───── DATASET ENTRIES ─────
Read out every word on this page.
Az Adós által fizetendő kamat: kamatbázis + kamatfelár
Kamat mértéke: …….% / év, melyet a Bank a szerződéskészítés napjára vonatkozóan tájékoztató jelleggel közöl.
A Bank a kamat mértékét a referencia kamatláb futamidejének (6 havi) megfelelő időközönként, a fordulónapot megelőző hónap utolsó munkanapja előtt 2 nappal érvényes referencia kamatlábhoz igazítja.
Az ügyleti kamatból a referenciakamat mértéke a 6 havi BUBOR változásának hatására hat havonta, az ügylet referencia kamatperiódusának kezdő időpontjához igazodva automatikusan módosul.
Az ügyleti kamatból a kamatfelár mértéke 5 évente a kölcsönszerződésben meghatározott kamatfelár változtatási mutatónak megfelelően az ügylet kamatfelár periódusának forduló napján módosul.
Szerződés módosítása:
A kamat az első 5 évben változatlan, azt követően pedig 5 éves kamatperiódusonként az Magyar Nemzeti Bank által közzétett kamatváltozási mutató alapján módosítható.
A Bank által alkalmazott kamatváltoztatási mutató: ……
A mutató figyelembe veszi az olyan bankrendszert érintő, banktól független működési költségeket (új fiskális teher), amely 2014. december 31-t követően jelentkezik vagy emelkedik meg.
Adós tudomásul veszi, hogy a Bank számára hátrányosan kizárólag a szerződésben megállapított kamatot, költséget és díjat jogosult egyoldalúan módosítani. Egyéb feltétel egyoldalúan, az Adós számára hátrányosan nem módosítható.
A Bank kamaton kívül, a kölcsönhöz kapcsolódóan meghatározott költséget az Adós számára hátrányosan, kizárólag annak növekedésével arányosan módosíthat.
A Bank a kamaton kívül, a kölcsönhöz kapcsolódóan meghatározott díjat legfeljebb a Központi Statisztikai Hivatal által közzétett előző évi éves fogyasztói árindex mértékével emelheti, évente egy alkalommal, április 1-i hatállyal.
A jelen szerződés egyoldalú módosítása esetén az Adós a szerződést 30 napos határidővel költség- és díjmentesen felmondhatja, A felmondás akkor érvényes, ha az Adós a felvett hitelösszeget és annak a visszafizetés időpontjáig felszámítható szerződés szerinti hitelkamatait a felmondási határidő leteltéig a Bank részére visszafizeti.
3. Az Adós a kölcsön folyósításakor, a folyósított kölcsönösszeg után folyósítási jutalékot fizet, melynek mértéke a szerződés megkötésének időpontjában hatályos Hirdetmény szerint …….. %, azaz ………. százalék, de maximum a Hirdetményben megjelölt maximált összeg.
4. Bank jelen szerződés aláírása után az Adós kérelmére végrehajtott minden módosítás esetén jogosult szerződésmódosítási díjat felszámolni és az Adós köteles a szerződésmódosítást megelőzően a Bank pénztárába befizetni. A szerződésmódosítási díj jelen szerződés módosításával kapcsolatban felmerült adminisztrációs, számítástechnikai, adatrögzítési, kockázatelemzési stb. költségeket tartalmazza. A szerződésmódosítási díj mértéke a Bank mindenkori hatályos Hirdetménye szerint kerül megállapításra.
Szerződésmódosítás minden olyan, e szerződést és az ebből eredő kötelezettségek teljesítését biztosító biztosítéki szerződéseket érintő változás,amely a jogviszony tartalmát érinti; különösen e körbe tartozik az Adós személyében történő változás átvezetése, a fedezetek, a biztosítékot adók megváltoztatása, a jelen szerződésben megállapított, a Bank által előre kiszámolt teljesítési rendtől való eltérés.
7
─────
§ EXERCISE DESCRIPTION: Scan the listing above for the word "költséget" and copy every line that holds it.

§ RESPONSE TO THIS TASK:
Adós tudomásul veszi, hogy a Bank számára hátrányosan kizárólag a szerződésben megállapított kamatot, költséget és díjat jogosult egyoldalúan módosítani. Egyéb feltétel egyoldalúan, az Adós számára hátrányosan nem módosítható.
A Bank kamaton kívül, a kölcsönhöz kapcsolódóan meghatározott költséget az Adós számára hátrányosan, kizárólag annak növekedésével arányosan módosíthat.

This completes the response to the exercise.